>> Begin Data entries

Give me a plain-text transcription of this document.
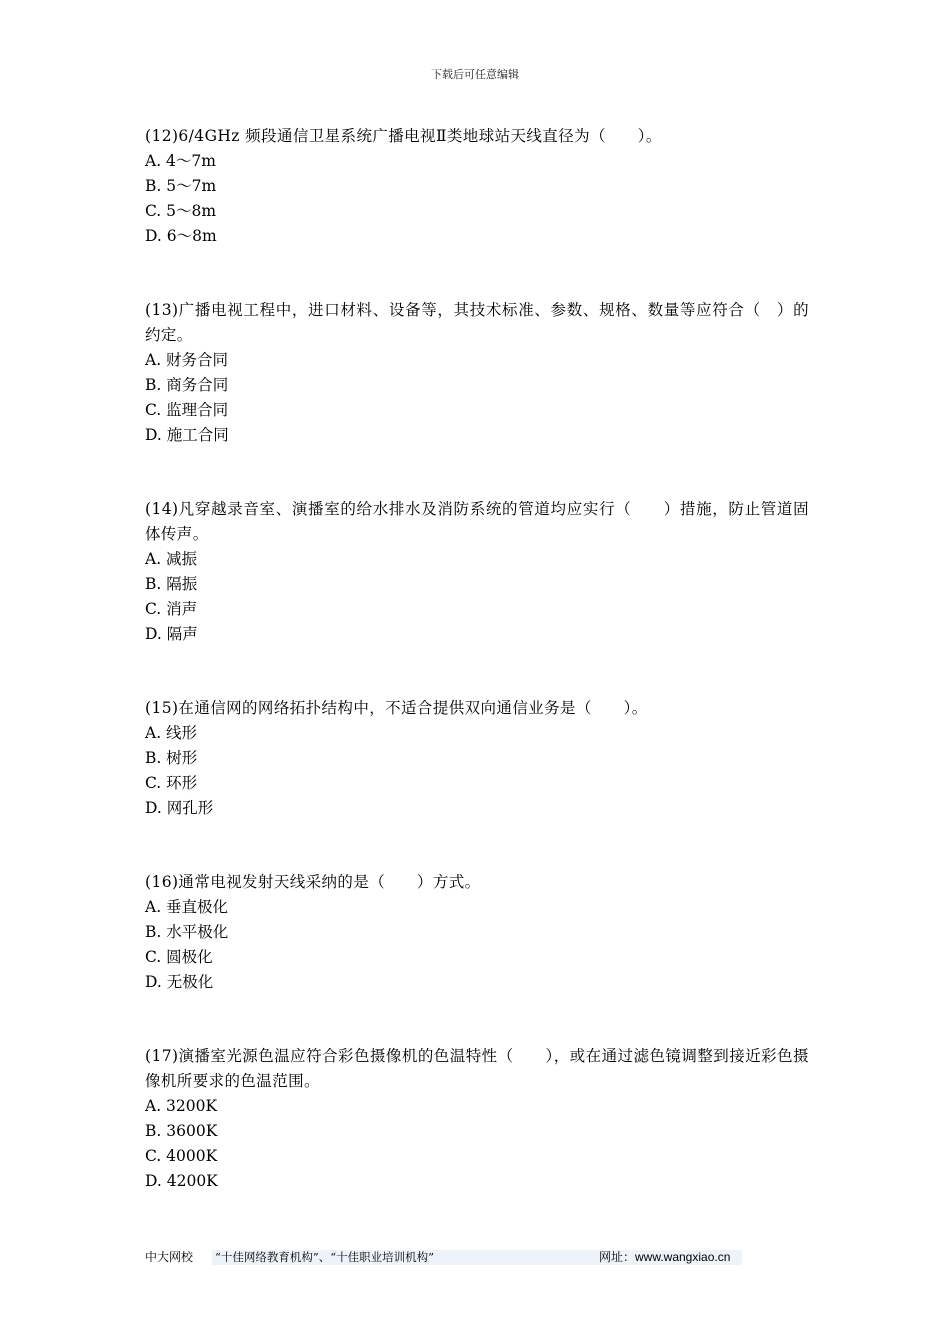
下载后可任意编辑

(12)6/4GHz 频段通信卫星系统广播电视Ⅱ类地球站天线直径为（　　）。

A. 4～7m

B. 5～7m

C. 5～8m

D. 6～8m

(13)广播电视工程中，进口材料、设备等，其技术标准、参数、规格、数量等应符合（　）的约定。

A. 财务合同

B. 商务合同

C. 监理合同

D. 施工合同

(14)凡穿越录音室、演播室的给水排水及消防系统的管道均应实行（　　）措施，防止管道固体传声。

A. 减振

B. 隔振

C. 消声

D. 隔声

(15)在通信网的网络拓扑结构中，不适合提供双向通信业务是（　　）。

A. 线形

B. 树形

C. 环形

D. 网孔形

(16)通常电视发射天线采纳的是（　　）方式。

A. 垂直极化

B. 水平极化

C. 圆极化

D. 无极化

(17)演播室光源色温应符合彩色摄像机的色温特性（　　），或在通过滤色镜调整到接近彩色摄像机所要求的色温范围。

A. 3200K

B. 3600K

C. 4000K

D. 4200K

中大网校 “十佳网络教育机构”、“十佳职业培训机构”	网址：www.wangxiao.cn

>> End Data entries

Stated task
Leave the images out and output the remaining material exactly as it stands.

Result
Give me a plain-text transcription of this document.
下载后可任意编辑

(12)6/4GHz 频段通信卫星系统广播电视Ⅱ类地球站天线直径为（　　）。

A. 4～7m

B. 5～7m

C. 5～8m

D. 6～8m

(13)广播电视工程中，进口材料、设备等，其技术标准、参数、规格、数量等应符合（　）的约定。

A. 财务合同

B. 商务合同

C. 监理合同

D. 施工合同

(14)凡穿越录音室、演播室的给水排水及消防系统的管道均应实行（　　）措施，防止管道固体传声。

A. 减振

B. 隔振

C. 消声

D. 隔声

(15)在通信网的网络拓扑结构中，不适合提供双向通信业务是（　　）。

A. 线形

B. 树形

C. 环形

D. 网孔形

(16)通常电视发射天线采纳的是（　　）方式。

A. 垂直极化

B. 水平极化

C. 圆极化

D. 无极化

(17)演播室光源色温应符合彩色摄像机的色温特性（　　），或在通过滤色镜调整到接近彩色摄像机所要求的色温范围。

A. 3200K

B. 3600K

C. 4000K

D. 4200K

中大网校 “十佳网络教育机构”、“十佳职业培训机构”	网址：www.wangxiao.cn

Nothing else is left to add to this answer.